L’evento è stato promosso dall’Associazione Islam Cuneo, l’Associazione Orizzonti di Pace, il Movimento dei Focolari, la Scuola di Pace di Boves, la Comunità di Mambre e con il patrocinio del Comune di Cuneo, e il tema di quest’anno era “Il ruolo delle donne nel dialogo interreligioso e interculturale”.
Il Movimento dei Focolari è stato presente sia nella preparazione che nello svolgimento del programma, e anche tra il pubblico.
Per la preparazione ci si è incontrati più volte con un piccolo gruppo misto cristiani-musulmani, e, su nostra proposta, si è deciso insieme di avventurarsi in un programma che non fosse solo una conferenza di esperti, con successive domande e risposte, ma che ci fossero anche esperienze concrete che aiutassero a toccare con mano che il dialogo è possibile, a partire dal quotidiano e da chi abbiamo vicino.
La serata ha visto alternarsi diversi interventi e video-testimonianze. Ha cominciato una giovane esponente del movimento “Partecipazione e Spiritualità Musulmana” (PSM) che ha parlato del suo essere musulmana in Italia, ed in particolare del significato profondo del portare il velo.
E’ seguito il video che testimoniava l’esperienza di un bel cammino condiviso di amicizia profonda anche spirituale tra donne musulmane e cristiane, portato avanti a Cuneo tra alcune componenti della comunità islamica e donne che ruotano intorno all’Associazione “Orizzonti di pace”.
L’esperienza dell’amicizia di Tatiana e Bashma (in video), due donne, una cristiana e l’altra musulmana, ha colpito molto! Il loro essere profondamente sorelle, dopo un’esperienza dolorosa vissuta insieme, è stata una forte testimonianza.  
Si è presentata la figura di Chiara Lubich in quanto donna del dialogo a tutto campo, e la sua pedagogia basata sulla “regola d’oro” presente anche nell’Islam.
In conclusione, l’esecuzione della canzone del Gen Verde “Accendi la pace” da parte di un coro composto da una quindicina di ragazze musulmane e cristiane, le quali si erano preparate attraverso ben quattro momenti di prova precedenti, e ciò ha costituito già di per sè un’esperienza positiva di relazione tra le diverse culture.
La serata ha visto la partecipazione di oltre 150 persone, sia musulmane che cristiane, e si è svolta in un clima di grande rispetto, cordialità e amicizia.

Dati in esame ▸
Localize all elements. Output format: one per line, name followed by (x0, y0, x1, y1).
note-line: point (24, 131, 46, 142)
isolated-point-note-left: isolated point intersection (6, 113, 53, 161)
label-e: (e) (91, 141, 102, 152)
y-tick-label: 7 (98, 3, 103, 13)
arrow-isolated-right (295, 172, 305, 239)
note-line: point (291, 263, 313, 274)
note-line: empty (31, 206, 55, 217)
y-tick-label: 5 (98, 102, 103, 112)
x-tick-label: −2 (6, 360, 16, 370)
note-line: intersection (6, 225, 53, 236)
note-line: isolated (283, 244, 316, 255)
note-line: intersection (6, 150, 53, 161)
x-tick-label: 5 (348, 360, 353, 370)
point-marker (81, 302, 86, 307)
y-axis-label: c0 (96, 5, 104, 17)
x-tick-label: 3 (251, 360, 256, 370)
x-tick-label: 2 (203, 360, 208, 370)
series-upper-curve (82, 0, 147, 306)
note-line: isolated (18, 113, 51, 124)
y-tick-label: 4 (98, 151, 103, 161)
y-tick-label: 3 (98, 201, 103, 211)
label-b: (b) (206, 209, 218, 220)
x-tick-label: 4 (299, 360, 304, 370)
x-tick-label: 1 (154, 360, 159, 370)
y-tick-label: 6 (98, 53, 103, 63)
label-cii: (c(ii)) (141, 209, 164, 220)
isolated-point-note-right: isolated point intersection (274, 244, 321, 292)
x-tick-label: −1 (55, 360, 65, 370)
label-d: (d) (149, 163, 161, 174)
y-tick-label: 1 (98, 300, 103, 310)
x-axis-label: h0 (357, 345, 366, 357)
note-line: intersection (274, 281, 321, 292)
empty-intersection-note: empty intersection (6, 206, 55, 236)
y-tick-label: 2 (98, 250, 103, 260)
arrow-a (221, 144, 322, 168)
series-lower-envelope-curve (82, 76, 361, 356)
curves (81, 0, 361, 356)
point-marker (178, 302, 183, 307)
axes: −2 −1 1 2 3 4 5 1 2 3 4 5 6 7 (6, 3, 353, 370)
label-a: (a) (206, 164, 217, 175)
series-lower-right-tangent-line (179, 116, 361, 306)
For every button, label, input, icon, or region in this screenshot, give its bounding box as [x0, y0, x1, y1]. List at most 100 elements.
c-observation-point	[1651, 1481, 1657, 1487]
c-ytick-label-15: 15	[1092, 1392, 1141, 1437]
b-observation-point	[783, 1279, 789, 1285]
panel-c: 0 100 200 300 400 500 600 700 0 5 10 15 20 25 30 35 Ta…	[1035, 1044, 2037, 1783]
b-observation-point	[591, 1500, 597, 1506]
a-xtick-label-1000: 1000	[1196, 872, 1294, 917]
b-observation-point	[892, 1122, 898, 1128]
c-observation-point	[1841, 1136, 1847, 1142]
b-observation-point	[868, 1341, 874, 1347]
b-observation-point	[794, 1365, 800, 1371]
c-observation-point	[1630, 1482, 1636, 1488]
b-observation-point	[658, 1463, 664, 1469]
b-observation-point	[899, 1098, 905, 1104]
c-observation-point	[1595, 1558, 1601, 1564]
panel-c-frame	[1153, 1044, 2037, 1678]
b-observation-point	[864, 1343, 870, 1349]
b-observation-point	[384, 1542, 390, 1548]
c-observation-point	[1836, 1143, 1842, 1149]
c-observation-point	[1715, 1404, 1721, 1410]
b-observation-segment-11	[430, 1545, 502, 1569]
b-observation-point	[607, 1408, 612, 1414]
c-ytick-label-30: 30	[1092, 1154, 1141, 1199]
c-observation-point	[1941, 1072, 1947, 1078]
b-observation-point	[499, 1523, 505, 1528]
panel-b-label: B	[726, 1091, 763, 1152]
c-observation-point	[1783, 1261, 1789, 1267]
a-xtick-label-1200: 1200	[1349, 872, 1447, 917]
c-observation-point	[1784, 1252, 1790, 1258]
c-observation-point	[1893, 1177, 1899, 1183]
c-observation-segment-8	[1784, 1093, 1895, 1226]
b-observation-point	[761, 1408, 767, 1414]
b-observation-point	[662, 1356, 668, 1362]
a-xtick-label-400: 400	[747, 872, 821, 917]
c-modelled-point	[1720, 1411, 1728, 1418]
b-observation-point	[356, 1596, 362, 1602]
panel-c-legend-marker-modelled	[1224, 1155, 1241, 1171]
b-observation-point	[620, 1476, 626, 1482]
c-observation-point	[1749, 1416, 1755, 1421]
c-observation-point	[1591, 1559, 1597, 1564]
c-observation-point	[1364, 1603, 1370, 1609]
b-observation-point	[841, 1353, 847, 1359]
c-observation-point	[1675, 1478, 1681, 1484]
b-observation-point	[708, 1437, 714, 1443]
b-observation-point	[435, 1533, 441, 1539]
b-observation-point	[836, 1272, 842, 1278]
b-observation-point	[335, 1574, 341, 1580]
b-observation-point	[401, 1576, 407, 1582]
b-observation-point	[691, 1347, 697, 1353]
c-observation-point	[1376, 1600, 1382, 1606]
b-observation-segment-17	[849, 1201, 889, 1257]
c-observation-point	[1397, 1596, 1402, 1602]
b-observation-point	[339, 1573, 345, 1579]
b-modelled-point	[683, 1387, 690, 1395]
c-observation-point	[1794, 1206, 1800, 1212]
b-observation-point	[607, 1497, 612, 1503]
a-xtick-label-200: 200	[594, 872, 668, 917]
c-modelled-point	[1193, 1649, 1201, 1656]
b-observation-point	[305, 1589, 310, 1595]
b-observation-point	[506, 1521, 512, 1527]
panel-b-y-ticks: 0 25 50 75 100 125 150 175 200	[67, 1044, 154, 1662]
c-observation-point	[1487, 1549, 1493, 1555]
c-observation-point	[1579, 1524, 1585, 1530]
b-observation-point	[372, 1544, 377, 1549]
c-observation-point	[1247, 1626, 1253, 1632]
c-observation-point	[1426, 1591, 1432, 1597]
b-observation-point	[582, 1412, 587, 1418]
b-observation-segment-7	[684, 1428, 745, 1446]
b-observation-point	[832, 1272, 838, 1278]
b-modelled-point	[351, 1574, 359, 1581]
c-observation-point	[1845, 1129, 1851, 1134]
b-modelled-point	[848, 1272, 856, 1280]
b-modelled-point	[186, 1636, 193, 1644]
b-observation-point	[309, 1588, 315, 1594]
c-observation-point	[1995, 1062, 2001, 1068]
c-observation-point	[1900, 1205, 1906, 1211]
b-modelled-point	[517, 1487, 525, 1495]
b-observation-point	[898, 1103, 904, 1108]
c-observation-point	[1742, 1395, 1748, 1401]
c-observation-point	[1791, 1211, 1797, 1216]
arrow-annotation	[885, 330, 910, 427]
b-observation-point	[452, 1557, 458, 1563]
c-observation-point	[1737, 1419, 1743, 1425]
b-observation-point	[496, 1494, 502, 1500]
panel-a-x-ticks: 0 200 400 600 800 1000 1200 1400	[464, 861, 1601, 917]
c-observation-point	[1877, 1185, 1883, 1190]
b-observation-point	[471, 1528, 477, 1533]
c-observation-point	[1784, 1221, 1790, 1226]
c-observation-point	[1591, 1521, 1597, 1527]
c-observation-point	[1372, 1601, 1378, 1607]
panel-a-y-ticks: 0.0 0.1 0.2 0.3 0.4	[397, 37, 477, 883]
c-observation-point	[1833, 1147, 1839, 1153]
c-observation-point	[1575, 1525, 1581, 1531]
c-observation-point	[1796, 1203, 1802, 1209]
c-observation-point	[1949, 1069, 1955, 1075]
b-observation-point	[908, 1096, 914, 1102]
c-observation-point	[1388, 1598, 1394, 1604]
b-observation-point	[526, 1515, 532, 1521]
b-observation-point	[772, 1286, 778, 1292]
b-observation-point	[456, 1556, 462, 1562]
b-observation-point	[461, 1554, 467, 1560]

Cosa fare ▸
**1)** Secondo il resoconto della serata, per quale motivo il programma non è stato soltanto una conferenza di esperti con domande e risposte? Rispondi in una-tre frasi.
**2)** Trascrivi dal resoconto il passo che inizia con "Il Movimento dei Focolari è" e termina con "chi abbiamo vicino.".
Le voci costituiscono materiale a sé, distinto dal resoconto.

Risposte in ordine ▸
**1)** Nella preparazione, il gruppo misto cristiani-musulmani ha deciso di inserire anche esperienze concrete. Queste dovevano aiutare a toccare con mano che il dialogo è possibile, a partire dal quotidiano e da chi abbiamo vicino.

**2)**
Il Movimento dei Focolari è stato presente sia nella preparazione che nello svolgimento del programma, e anche tra il pubblico.
Per la preparazione ci si è incontrati più volte con un piccolo gruppo misto cristiani-musulmani, e, su nostra proposta, si è deciso insieme di avventurarsi in un programma che non fosse solo una conferenza di esperti, con successive domande e risposte, ma che ci fossero anche esperienze concrete che aiutassero a toccare con mano che il dialogo è possibile, a partire dal quotidiano e da chi abbiamo vicino.